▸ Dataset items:
◆ ◆ ◆ ◆ ◆

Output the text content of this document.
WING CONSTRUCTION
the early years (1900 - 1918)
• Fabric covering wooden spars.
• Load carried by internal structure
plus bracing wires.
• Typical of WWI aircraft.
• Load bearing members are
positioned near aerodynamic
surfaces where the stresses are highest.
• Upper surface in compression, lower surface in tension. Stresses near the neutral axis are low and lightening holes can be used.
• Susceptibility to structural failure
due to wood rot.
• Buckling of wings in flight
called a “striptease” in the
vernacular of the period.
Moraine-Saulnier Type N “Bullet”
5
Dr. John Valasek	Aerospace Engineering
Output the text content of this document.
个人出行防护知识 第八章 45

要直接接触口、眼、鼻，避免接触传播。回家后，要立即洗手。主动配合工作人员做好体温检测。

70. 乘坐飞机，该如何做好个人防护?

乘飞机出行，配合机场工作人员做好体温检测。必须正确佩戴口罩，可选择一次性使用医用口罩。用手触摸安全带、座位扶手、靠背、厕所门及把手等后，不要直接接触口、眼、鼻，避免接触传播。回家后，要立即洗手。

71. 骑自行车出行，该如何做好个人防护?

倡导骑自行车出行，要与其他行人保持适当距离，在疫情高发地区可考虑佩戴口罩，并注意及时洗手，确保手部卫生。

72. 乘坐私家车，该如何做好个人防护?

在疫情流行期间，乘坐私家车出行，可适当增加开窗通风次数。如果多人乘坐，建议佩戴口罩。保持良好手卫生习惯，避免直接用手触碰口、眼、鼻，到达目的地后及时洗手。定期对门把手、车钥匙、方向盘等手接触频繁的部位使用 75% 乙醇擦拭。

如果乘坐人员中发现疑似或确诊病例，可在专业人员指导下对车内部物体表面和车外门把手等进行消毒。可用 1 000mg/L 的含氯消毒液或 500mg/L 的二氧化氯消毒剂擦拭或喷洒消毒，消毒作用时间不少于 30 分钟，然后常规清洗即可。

◆ ◆ ◆ ◆ ◆

▸ Your task: All of the material above needs to be retyped word for word.

▸ Complete answer:
Output the text content of this document.
WING CONSTRUCTION
the early years (1900 - 1918)
• Fabric covering wooden spars.
• Load carried by internal structure
plus bracing wires.
• Typical of WWI aircraft.
• Load bearing members are
positioned near aerodynamic
surfaces where the stresses are highest.
• Upper surface in compression, lower surface in tension. Stresses near the neutral axis are low and lightening holes can be used.
• Susceptibility to structural failure
due to wood rot.
• Buckling of wings in flight
called a “striptease” in the
vernacular of the period.
Moraine-Saulnier Type N “Bullet”
5
Dr. John Valasek	Aerospace Engineering
Output the text content of this document.
个人出行防护知识 第八章 45

要直接接触口、眼、鼻，避免接触传播。回家后，要立即洗手。主动配合工作人员做好体温检测。

70. 乘坐飞机，该如何做好个人防护?

乘飞机出行，配合机场工作人员做好体温检测。必须正确佩戴口罩，可选择一次性使用医用口罩。用手触摸安全带、座位扶手、靠背、厕所门及把手等后，不要直接接触口、眼、鼻，避免接触传播。回家后，要立即洗手。

71. 骑自行车出行，该如何做好个人防护?

倡导骑自行车出行，要与其他行人保持适当距离，在疫情高发地区可考虑佩戴口罩，并注意及时洗手，确保手部卫生。

72. 乘坐私家车，该如何做好个人防护?

在疫情流行期间，乘坐私家车出行，可适当增加开窗通风次数。如果多人乘坐，建议佩戴口罩。保持良好手卫生习惯，避免直接用手触碰口、眼、鼻，到达目的地后及时洗手。定期对门把手、车钥匙、方向盘等手接触频繁的部位使用 75% 乙醇擦拭。

如果乘坐人员中发现疑似或确诊病例，可在专业人员指导下对车内部物体表面和车外门把手等进行消毒。可用 1 000mg/L 的含氯消毒液或 500mg/L 的二氧化氯消毒剂擦拭或喷洒消毒，消毒作用时间不少于 30 分钟，然后常规清洗即可。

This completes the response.